[Stored data]
----
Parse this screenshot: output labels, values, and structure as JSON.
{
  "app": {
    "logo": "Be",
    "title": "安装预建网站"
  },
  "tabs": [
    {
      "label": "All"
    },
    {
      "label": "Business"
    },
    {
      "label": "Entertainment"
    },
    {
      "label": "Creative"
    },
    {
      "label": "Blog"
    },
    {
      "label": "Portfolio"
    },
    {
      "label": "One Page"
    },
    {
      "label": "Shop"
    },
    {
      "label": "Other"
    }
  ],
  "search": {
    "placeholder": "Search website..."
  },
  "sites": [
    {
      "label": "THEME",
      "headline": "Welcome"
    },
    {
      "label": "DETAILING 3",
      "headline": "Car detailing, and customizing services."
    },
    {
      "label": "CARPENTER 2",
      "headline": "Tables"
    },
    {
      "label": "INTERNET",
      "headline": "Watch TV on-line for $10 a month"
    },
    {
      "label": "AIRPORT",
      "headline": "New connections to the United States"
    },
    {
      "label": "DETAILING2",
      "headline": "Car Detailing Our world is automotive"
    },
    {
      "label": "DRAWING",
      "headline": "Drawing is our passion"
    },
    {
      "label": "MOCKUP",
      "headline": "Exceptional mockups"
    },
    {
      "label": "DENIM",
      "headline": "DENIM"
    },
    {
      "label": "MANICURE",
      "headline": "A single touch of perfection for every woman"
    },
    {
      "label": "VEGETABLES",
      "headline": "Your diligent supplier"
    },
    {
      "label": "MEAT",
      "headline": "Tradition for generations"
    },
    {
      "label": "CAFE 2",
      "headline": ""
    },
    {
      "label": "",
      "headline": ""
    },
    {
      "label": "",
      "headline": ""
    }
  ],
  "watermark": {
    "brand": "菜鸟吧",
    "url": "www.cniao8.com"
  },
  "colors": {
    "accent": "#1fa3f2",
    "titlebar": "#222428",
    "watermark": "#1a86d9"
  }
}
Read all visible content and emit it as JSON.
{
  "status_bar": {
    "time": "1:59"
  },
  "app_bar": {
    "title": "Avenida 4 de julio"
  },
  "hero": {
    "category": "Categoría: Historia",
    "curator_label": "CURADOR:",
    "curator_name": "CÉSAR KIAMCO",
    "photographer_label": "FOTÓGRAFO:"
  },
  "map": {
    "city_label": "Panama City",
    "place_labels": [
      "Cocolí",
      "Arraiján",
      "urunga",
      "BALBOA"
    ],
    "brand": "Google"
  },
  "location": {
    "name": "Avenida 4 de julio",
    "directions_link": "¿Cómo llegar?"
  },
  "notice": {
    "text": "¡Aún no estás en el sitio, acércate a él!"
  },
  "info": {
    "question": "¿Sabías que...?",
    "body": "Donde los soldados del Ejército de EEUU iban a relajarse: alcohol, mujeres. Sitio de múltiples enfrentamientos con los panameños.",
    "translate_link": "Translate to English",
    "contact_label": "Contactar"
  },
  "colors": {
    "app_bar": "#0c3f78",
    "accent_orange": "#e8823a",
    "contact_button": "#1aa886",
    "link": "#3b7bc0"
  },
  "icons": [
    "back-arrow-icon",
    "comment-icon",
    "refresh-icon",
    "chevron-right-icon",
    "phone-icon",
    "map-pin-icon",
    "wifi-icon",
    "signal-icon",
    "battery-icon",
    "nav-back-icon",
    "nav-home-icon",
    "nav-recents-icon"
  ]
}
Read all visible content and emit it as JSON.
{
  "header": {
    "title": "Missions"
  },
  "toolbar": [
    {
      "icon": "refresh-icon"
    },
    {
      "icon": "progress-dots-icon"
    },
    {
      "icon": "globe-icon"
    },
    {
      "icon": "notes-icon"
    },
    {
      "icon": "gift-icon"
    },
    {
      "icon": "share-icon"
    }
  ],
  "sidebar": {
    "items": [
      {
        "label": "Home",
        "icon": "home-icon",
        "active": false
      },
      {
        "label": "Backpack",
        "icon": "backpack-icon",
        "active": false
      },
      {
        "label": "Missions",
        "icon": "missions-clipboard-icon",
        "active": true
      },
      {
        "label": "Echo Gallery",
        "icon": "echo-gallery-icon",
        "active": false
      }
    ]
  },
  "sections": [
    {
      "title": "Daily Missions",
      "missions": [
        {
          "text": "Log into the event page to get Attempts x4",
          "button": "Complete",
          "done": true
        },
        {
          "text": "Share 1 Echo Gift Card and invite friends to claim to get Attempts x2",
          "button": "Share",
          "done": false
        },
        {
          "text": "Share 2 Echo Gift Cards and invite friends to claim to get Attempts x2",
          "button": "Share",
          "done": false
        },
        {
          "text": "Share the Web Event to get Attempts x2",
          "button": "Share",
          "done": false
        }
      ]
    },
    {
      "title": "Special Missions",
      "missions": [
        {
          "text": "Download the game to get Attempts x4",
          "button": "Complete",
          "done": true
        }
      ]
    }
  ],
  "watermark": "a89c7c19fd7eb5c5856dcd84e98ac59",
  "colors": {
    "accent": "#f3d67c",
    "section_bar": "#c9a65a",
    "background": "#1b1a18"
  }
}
----
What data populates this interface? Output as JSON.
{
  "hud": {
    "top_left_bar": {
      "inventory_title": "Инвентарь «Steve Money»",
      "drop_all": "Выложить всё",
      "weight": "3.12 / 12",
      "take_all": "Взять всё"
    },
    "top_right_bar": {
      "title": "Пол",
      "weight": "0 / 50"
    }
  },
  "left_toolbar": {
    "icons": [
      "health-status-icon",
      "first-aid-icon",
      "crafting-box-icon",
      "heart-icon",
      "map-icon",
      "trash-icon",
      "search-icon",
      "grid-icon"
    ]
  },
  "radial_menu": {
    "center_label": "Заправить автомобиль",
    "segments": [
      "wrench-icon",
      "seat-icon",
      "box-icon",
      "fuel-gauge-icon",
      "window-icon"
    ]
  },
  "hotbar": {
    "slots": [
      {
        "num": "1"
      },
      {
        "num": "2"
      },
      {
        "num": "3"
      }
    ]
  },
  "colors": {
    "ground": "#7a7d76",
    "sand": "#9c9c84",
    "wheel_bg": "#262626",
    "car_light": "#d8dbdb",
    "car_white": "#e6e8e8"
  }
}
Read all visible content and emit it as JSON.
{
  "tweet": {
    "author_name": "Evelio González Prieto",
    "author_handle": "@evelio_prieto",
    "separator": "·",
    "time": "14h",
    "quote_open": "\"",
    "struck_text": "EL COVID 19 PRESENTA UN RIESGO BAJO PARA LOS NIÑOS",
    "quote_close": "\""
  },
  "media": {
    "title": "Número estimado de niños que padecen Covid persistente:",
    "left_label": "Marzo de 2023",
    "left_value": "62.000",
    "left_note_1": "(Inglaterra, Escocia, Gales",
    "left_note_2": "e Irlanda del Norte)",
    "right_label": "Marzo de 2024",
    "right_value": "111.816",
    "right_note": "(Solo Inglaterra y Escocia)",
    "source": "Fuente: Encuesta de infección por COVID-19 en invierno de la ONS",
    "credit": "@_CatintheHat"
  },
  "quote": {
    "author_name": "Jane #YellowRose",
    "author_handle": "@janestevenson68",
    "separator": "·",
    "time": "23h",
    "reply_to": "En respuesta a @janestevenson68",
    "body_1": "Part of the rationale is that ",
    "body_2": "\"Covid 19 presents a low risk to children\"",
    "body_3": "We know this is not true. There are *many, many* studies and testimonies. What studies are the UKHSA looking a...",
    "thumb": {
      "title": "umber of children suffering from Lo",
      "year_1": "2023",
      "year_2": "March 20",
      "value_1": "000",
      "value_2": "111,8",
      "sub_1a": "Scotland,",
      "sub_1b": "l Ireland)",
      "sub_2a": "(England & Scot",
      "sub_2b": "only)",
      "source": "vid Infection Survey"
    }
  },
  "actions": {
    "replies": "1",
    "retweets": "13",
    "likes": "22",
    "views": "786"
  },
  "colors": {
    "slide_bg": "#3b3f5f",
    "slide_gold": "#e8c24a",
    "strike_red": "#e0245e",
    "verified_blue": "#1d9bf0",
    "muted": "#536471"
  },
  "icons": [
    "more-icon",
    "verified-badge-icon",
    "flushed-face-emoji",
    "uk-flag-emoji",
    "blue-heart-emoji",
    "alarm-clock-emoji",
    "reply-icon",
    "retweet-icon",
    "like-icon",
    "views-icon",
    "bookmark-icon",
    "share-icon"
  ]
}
----
Gather from the entries above all lines that include the string "What".

Task solution =
What data populates this interface? Output as JSON.
    "body_3": "We know this is not true. There are *many, many* studies and testimonies. What studies are the UKHSA looking a...",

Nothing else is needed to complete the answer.